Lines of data
☆ ☆ ☆

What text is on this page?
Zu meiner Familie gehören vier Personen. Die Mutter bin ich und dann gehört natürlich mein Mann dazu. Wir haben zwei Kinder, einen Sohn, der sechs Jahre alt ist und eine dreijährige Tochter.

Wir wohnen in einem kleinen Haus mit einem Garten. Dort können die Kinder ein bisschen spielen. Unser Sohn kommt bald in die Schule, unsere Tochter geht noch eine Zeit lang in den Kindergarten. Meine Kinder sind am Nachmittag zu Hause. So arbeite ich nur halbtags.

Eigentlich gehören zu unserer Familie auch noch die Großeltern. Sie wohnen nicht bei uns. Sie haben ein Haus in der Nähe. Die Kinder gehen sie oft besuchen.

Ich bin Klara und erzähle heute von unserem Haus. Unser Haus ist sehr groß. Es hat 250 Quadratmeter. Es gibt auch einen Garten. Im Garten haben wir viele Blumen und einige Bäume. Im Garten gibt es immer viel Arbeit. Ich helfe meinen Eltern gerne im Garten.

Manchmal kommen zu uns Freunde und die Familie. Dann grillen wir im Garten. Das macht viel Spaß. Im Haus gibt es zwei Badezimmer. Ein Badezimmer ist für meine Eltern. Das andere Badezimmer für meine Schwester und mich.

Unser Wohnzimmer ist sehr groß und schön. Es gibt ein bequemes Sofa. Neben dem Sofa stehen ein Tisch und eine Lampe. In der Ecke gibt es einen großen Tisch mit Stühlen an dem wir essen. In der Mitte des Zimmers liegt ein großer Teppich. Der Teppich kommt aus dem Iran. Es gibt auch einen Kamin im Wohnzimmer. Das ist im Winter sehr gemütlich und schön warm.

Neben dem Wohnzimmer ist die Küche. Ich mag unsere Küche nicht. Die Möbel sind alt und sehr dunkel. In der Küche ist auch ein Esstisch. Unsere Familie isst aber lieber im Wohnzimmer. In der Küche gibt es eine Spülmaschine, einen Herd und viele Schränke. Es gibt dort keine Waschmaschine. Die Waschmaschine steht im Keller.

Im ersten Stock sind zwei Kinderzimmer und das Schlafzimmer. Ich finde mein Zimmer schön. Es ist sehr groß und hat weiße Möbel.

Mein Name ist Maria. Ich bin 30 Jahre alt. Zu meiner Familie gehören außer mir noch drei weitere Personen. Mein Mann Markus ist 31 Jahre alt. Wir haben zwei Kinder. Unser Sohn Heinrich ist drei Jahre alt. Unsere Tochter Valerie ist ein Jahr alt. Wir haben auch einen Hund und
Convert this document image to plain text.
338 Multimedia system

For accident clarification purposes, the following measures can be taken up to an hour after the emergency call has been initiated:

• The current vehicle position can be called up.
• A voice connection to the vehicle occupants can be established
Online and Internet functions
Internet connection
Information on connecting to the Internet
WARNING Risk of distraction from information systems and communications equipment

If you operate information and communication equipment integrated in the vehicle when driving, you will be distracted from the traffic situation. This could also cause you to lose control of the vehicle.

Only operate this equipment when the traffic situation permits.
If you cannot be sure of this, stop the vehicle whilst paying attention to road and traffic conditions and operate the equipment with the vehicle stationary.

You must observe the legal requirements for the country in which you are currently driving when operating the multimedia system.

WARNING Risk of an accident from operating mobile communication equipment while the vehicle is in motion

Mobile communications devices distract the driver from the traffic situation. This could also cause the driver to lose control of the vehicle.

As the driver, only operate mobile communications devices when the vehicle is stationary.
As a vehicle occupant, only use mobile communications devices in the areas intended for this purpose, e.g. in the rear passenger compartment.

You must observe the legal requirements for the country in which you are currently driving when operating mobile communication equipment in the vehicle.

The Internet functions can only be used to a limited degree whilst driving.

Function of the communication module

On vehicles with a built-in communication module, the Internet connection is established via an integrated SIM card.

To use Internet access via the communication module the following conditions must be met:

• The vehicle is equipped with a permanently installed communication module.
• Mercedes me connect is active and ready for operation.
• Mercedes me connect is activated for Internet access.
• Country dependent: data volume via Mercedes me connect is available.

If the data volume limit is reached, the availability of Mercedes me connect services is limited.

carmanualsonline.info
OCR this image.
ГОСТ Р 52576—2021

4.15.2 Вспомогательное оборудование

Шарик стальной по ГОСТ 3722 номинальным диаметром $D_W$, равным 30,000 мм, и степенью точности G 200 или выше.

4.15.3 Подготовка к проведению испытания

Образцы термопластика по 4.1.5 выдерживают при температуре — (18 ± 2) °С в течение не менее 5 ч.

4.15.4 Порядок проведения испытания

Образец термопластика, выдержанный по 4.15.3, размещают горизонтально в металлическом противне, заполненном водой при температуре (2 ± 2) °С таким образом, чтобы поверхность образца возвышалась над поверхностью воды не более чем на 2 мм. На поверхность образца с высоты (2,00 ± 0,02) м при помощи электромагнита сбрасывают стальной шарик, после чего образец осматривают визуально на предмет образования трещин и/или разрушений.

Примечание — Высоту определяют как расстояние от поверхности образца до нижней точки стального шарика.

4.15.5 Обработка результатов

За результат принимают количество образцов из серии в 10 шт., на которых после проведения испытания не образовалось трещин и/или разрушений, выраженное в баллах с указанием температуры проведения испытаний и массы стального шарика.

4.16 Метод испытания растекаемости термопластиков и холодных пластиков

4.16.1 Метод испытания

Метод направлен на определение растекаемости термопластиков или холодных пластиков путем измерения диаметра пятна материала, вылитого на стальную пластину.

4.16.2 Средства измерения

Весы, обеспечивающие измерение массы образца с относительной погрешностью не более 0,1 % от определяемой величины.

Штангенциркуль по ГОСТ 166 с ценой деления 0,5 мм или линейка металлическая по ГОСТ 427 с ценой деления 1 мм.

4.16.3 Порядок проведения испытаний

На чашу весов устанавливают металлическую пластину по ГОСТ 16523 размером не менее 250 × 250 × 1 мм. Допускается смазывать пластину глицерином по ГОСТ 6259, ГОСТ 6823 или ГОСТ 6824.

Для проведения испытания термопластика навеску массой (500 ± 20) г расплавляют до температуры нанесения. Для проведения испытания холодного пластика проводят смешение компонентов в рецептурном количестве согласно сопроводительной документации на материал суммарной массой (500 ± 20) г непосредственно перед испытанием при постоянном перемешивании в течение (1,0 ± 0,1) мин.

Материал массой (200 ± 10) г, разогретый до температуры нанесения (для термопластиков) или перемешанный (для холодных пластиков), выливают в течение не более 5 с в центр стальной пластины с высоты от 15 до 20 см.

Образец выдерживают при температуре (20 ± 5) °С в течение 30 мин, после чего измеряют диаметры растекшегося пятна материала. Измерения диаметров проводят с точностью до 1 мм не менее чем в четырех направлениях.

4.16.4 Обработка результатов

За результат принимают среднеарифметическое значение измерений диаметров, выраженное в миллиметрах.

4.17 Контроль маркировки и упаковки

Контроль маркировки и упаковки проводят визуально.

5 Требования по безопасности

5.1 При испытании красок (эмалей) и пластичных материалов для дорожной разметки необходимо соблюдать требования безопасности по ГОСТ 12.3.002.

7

☆ ☆ ☆

Goal of the exercise:
All of the entries above must be quoted exactly.

Final result:
What text is on this page?
Zu meiner Familie gehören vier Personen. Die Mutter bin ich und dann gehört natürlich mein Mann dazu. Wir haben zwei Kinder, einen Sohn, der sechs Jahre alt ist und eine dreijährige Tochter.

Wir wohnen in einem kleinen Haus mit einem Garten. Dort können die Kinder ein bisschen spielen. Unser Sohn kommt bald in die Schule, unsere Tochter geht noch eine Zeit lang in den Kindergarten. Meine Kinder sind am Nachmittag zu Hause. So arbeite ich nur halbtags.

Eigentlich gehören zu unserer Familie auch noch die Großeltern. Sie wohnen nicht bei uns. Sie haben ein Haus in der Nähe. Die Kinder gehen sie oft besuchen.

Ich bin Klara und erzähle heute von unserem Haus. Unser Haus ist sehr groß. Es hat 250 Quadratmeter. Es gibt auch einen Garten. Im Garten haben wir viele Blumen und einige Bäume. Im Garten gibt es immer viel Arbeit. Ich helfe meinen Eltern gerne im Garten.

Manchmal kommen zu uns Freunde und die Familie. Dann grillen wir im Garten. Das macht viel Spaß. Im Haus gibt es zwei Badezimmer. Ein Badezimmer ist für meine Eltern. Das andere Badezimmer für meine Schwester und mich.

Unser Wohnzimmer ist sehr groß und schön. Es gibt ein bequemes Sofa. Neben dem Sofa stehen ein Tisch und eine Lampe. In der Ecke gibt es einen großen Tisch mit Stühlen an dem wir essen. In der Mitte des Zimmers liegt ein großer Teppich. Der Teppich kommt aus dem Iran. Es gibt auch einen Kamin im Wohnzimmer. Das ist im Winter sehr gemütlich und schön warm.

Neben dem Wohnzimmer ist die Küche. Ich mag unsere Küche nicht. Die Möbel sind alt und sehr dunkel. In der Küche ist auch ein Esstisch. Unsere Familie isst aber lieber im Wohnzimmer. In der Küche gibt es eine Spülmaschine, einen Herd und viele Schränke. Es gibt dort keine Waschmaschine. Die Waschmaschine steht im Keller.

Im ersten Stock sind zwei Kinderzimmer und das Schlafzimmer. Ich finde mein Zimmer schön. Es ist sehr groß und hat weiße Möbel.

Mein Name ist Maria. Ich bin 30 Jahre alt. Zu meiner Familie gehören außer mir noch drei weitere Personen. Mein Mann Markus ist 31 Jahre alt. Wir haben zwei Kinder. Unser Sohn Heinrich ist drei Jahre alt. Unsere Tochter Valerie ist ein Jahr alt. Wir haben auch einen Hund und
Convert this document image to plain text.
338 Multimedia system

For accident clarification purposes, the following measures can be taken up to an hour after the emergency call has been initiated:

• The current vehicle position can be called up.
• A voice connection to the vehicle occupants can be established
Online and Internet functions
Internet connection
Information on connecting to the Internet
WARNING Risk of distraction from information systems and communications equipment

If you operate information and communication equipment integrated in the vehicle when driving, you will be distracted from the traffic situation. This could also cause you to lose control of the vehicle.

Only operate this equipment when the traffic situation permits.
If you cannot be sure of this, stop the vehicle whilst paying attention to road and traffic conditions and operate the equipment with the vehicle stationary.

You must observe the legal requirements for the country in which you are currently driving when operating the multimedia system.

WARNING Risk of an accident from operating mobile communication equipment while the vehicle is in motion

Mobile communications devices distract the driver from the traffic situation. This could also cause the driver to lose control of the vehicle.

As the driver, only operate mobile communications devices when the vehicle is stationary.
As a vehicle occupant, only use mobile communications devices in the areas intended for this purpose, e.g. in the rear passenger compartment.

You must observe the legal requirements for the country in which you are currently driving when operating mobile communication equipment in the vehicle.

The Internet functions can only be used to a limited degree whilst driving.

Function of the communication module

On vehicles with a built-in communication module, the Internet connection is established via an integrated SIM card.

To use Internet access via the communication module the following conditions must be met:

• The vehicle is equipped with a permanently installed communication module.
• Mercedes me connect is active and ready for operation.
• Mercedes me connect is activated for Internet access.
• Country dependent: data volume via Mercedes me connect is available.

If the data volume limit is reached, the availability of Mercedes me connect services is limited.

carmanualsonline.info
OCR this image.
ГОСТ Р 52576—2021

4.15.2 Вспомогательное оборудование

Шарик стальной по ГОСТ 3722 номинальным диаметром $D_W$, равным 30,000 мм, и степенью точности G 200 или выше.

4.15.3 Подготовка к проведению испытания

Образцы термопластика по 4.1.5 выдерживают при температуре — (18 ± 2) °С в течение не менее 5 ч.

4.15.4 Порядок проведения испытания

Образец термопластика, выдержанный по 4.15.3, размещают горизонтально в металлическом противне, заполненном водой при температуре (2 ± 2) °С таким образом, чтобы поверхность образца возвышалась над поверхностью воды не более чем на 2 мм. На поверхность образца с высоты (2,00 ± 0,02) м при помощи электромагнита сбрасывают стальной шарик, после чего образец осматривают визуально на предмет образования трещин и/или разрушений.

Примечание — Высоту определяют как расстояние от поверхности образца до нижней точки стального шарика.

4.15.5 Обработка результатов

За результат принимают количество образцов из серии в 10 шт., на которых после проведения испытания не образовалось трещин и/или разрушений, выраженное в баллах с указанием температуры проведения испытаний и массы стального шарика.

4.16 Метод испытания растекаемости термопластиков и холодных пластиков

4.16.1 Метод испытания

Метод направлен на определение растекаемости термопластиков или холодных пластиков путем измерения диаметра пятна материала, вылитого на стальную пластину.

4.16.2 Средства измерения

Весы, обеспечивающие измерение массы образца с относительной погрешностью не более 0,1 % от определяемой величины.

Штангенциркуль по ГОСТ 166 с ценой деления 0,5 мм или линейка металлическая по ГОСТ 427 с ценой деления 1 мм.

4.16.3 Порядок проведения испытаний

На чашу весов устанавливают металлическую пластину по ГОСТ 16523 размером не менее 250 × 250 × 1 мм. Допускается смазывать пластину глицерином по ГОСТ 6259, ГОСТ 6823 или ГОСТ 6824.

Для проведения испытания термопластика навеску массой (500 ± 20) г расплавляют до температуры нанесения. Для проведения испытания холодного пластика проводят смешение компонентов в рецептурном количестве согласно сопроводительной документации на материал суммарной массой (500 ± 20) г непосредственно перед испытанием при постоянном перемешивании в течение (1,0 ± 0,1) мин.

Материал массой (200 ± 10) г, разогретый до температуры нанесения (для термопластиков) или перемешанный (для холодных пластиков), выливают в течение не более 5 с в центр стальной пластины с высоты от 15 до 20 см.

Образец выдерживают при температуре (20 ± 5) °С в течение 30 мин, после чего измеряют диаметры растекшегося пятна материала. Измерения диаметров проводят с точностью до 1 мм не менее чем в четырех направлениях.

4.16.4 Обработка результатов

За результат принимают среднеарифметическое значение измерений диаметров, выраженное в миллиметрах.

4.17 Контроль маркировки и упаковки

Контроль маркировки и упаковки проводят визуально.

5 Требования по безопасности

5.1 При испытании красок (эмалей) и пластичных материалов для дорожной разметки необходимо соблюдать требования безопасности по ГОСТ 12.3.002.

7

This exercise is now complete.